**Required work**: Output each line exactly as it appears, skipping any embedded picture.
+++
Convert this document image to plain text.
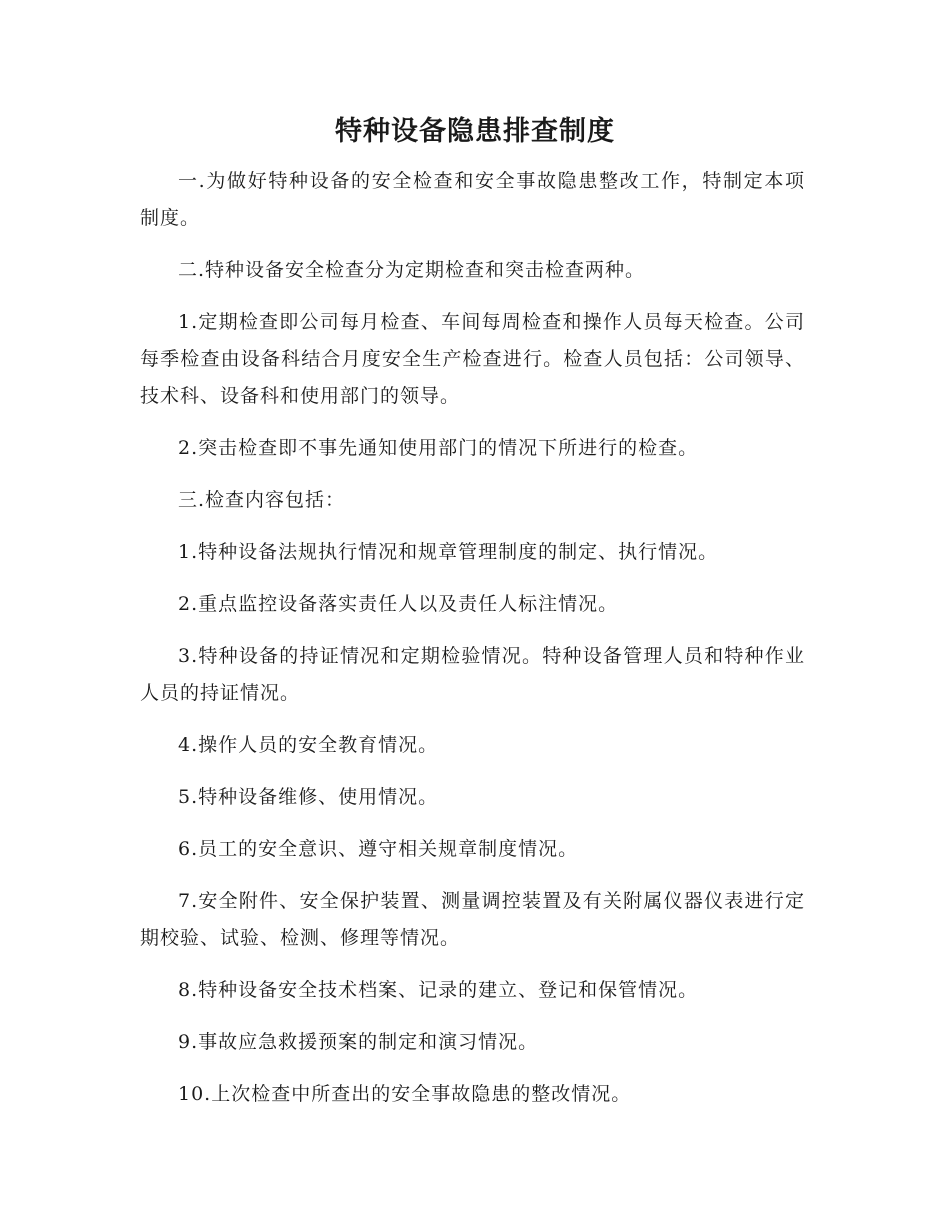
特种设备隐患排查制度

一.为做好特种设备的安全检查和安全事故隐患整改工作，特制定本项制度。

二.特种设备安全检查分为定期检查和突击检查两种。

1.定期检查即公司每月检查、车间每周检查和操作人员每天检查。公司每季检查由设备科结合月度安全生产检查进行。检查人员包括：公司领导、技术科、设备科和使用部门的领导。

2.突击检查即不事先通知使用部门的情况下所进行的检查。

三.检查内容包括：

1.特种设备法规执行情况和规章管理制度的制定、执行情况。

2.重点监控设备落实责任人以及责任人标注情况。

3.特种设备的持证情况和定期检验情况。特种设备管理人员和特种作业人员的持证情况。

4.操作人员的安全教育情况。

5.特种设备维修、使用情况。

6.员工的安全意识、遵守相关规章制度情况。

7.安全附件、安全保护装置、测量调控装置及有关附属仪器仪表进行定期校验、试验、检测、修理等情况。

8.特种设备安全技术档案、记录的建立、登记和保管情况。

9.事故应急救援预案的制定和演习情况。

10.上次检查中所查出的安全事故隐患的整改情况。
+++
**Problem solution**:
Convert this document image to plain text.
特种设备隐患排查制度

一.为做好特种设备的安全检查和安全事故隐患整改工作，特制定本项制度。

二.特种设备安全检查分为定期检查和突击检查两种。

1.定期检查即公司每月检查、车间每周检查和操作人员每天检查。公司每季检查由设备科结合月度安全生产检查进行。检查人员包括：公司领导、技术科、设备科和使用部门的领导。

2.突击检查即不事先通知使用部门的情况下所进行的检查。

三.检查内容包括：

1.特种设备法规执行情况和规章管理制度的制定、执行情况。

2.重点监控设备落实责任人以及责任人标注情况。

3.特种设备的持证情况和定期检验情况。特种设备管理人员和特种作业人员的持证情况。

4.操作人员的安全教育情况。

5.特种设备维修、使用情况。

6.员工的安全意识、遵守相关规章制度情况。

7.安全附件、安全保护装置、测量调控装置及有关附属仪器仪表进行定期校验、试验、检测、修理等情况。

8.特种设备安全技术档案、记录的建立、登记和保管情况。

9.事故应急救援预案的制定和演习情况。

10.上次检查中所查出的安全事故隐患的整改情况。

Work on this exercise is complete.